Saved data entries:
┄┄┄┄┄┄┄┄┄┄
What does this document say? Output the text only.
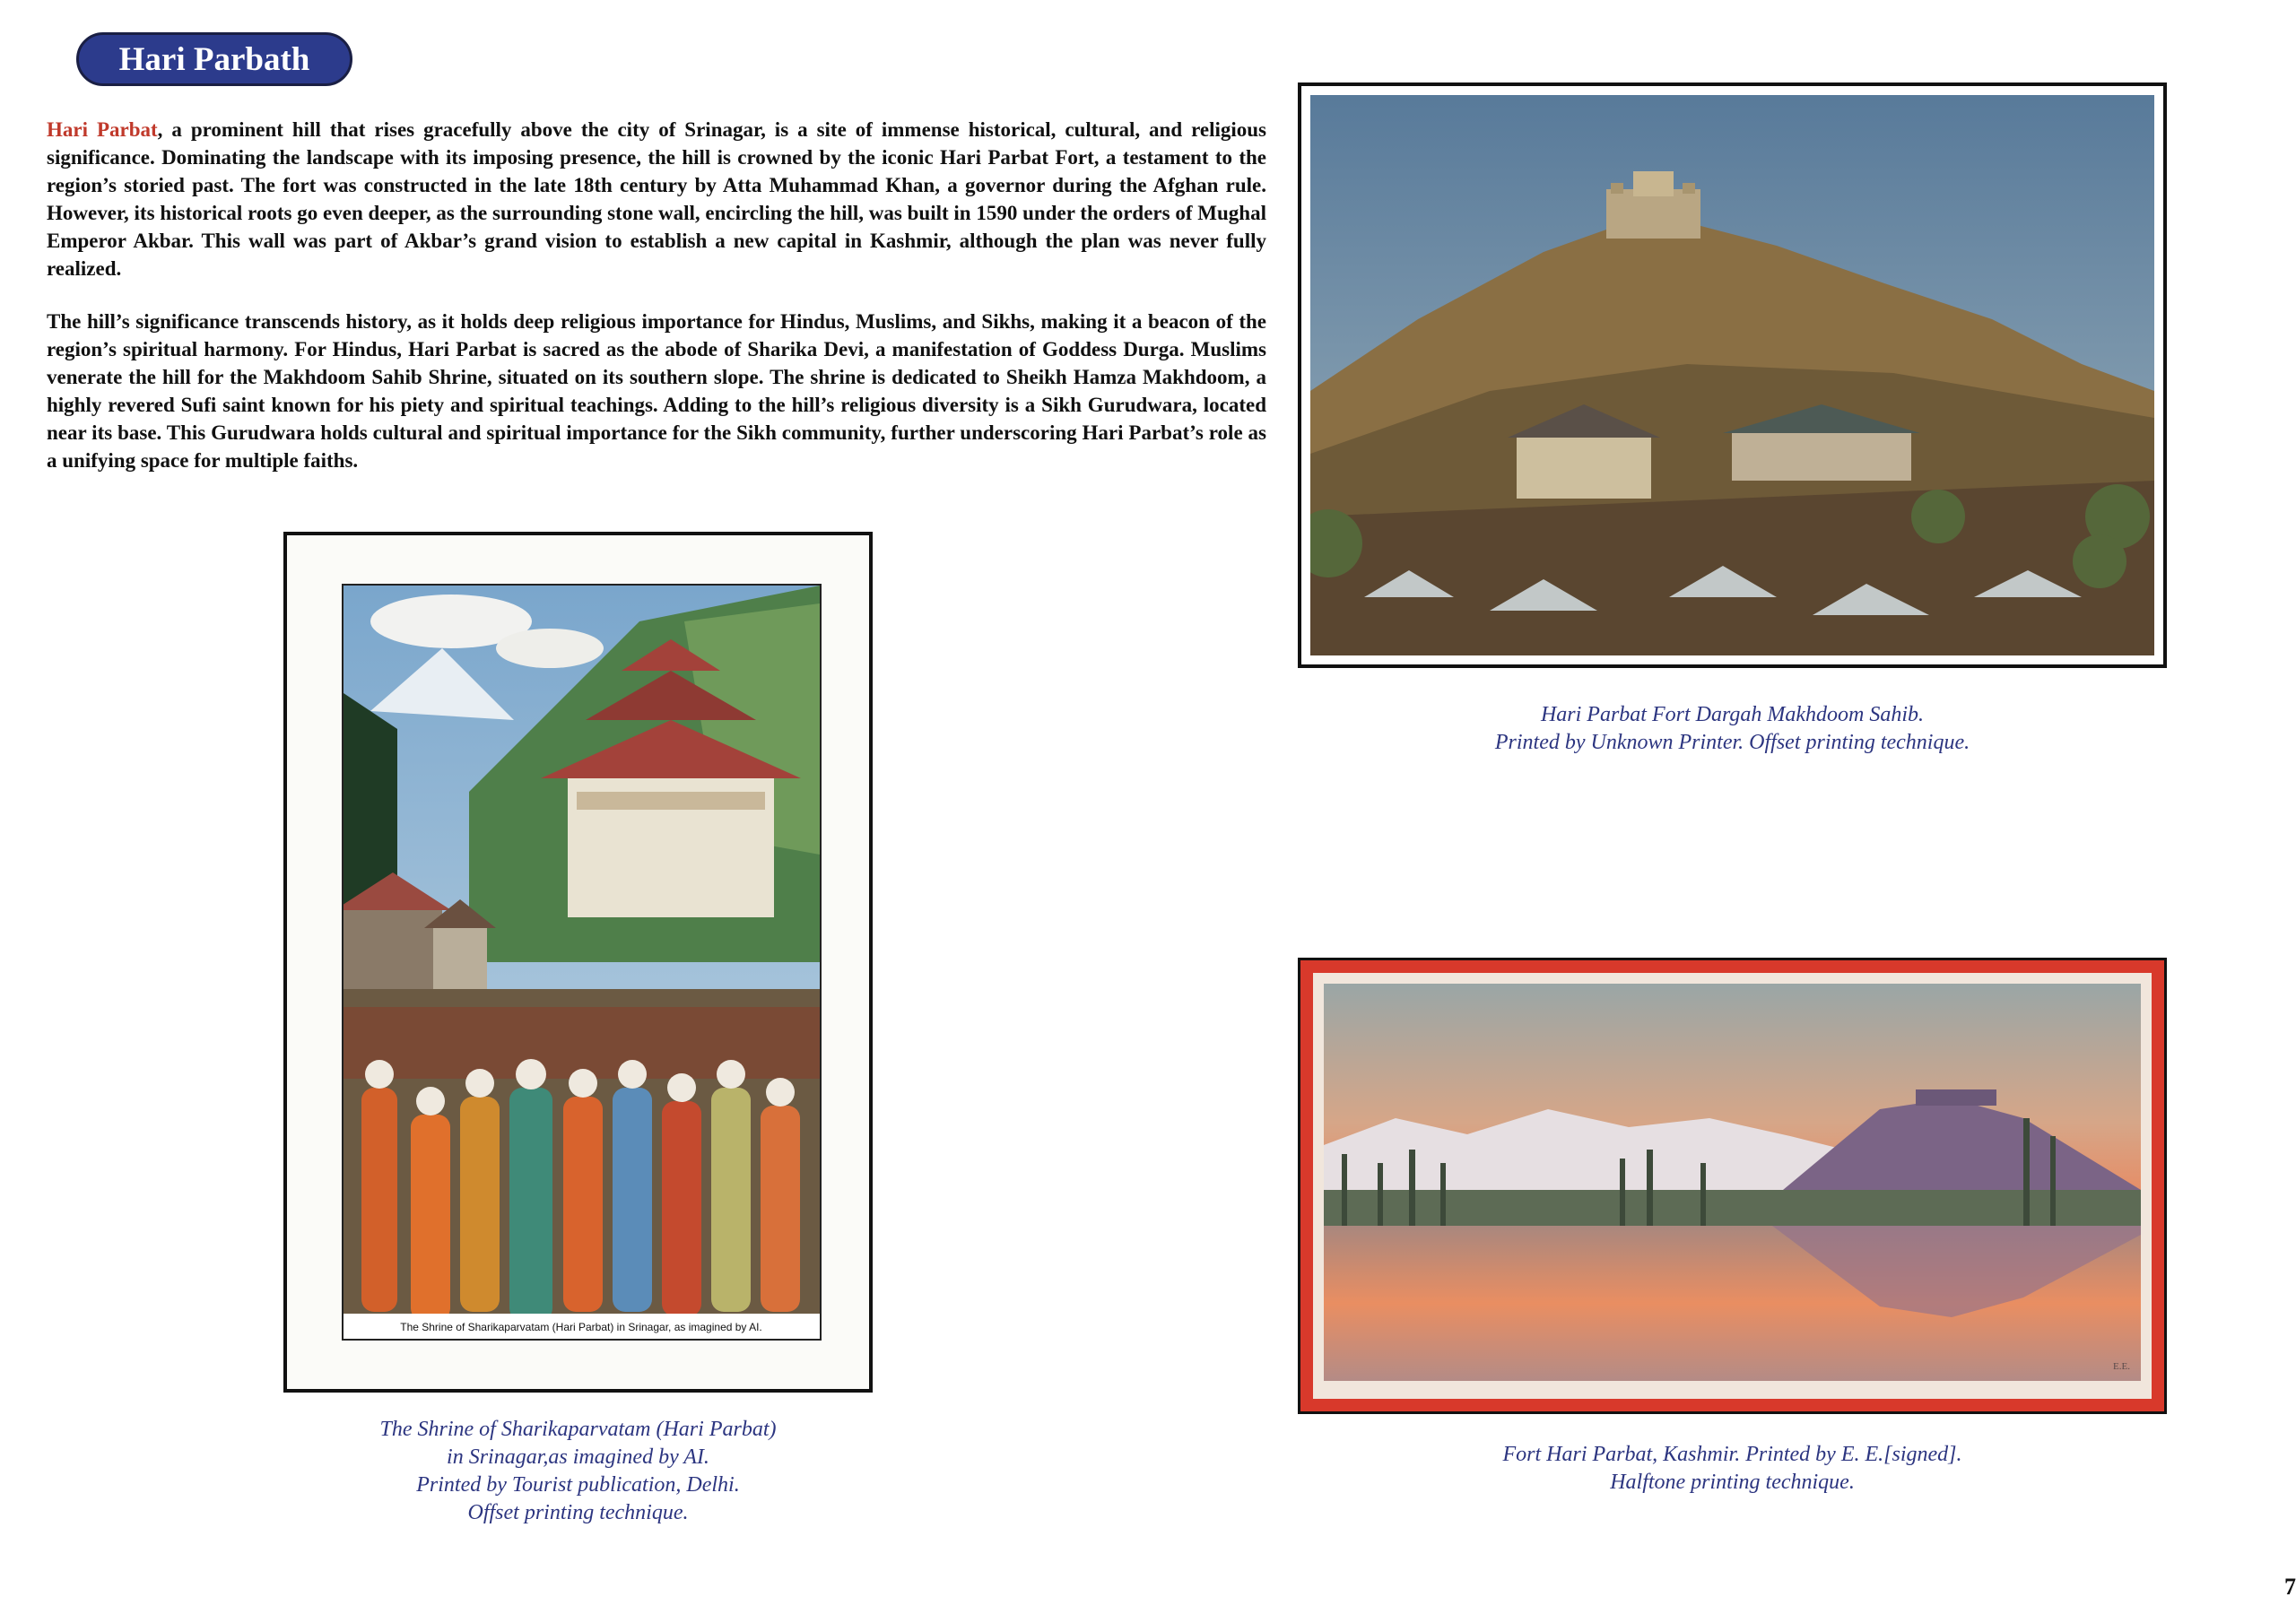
Hari Parbath

Hari Parbat, a prominent hill that rises gracefully above the city of Srinagar, is a site of immense historical, cultural, and religious significance. Dominating the landscape with its imposing presence, the hill is crowned by the iconic Hari Parbat Fort, a testament to the region’s storied past. The fort was constructed in the late 18th century by Atta Muhammad Khan, a governor during the Afghan rule. However, its historical roots go even deeper, as the surrounding stone wall, encircling the hill, was built in 1590 under the orders of Mughal Emperor Akbar. This wall was part of Akbar’s grand vision to establish a new capital in Kashmir, although the plan was never fully realized.

The hill’s significance transcends history, as it holds deep religious importance for Hindus, Muslims, and Sikhs, making it a beacon of the region’s spiritual harmony. For Hindus, Hari Parbat is sacred as the abode of Sharika Devi, a manifestation of Goddess Durga. Muslims venerate the hill for the Makhdoom Sahib Shrine, situated on its southern slope. The shrine is dedicated to Sheikh Hamza Makhdoom, a highly revered Sufi saint known for his piety and spiritual teachings. Adding to the hill’s religious diversity is a Sikh Gurudwara, located near its base. This Gurudwara holds cultural and spiritual importance for the Sikh community, further underscoring Hari Parbat’s role as a unifying space for multiple faiths.

Hari Parbat Fort Dargah Makhdoom Sahib.
Printed by Unknown Printer. Offset printing technique.
The Shrine of Sharikaparvatam (Hari Parbat) in Srinagar, as imagined by AI.
The Shrine of Sharikaparvatam (Hari Parbat)
in Srinagar,as imagined by AI.
Printed by Tourist publication, Delhi.
Offset printing technique.
E.E.
Fort Hari Parbat, Kashmir. Printed by E. E.[signed].
Halftone printing technique.
7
┄┄┄┄┄┄┄┄┄┄
> [What to work on] Pull every line holding "Sharikaparvatam" out of the records.

> [Finished exercise]
The Shrine of Sharikaparvatam (Hari Parbat) in Srinagar, as imagined by AI.
The Shrine of Sharikaparvatam (Hari Parbat)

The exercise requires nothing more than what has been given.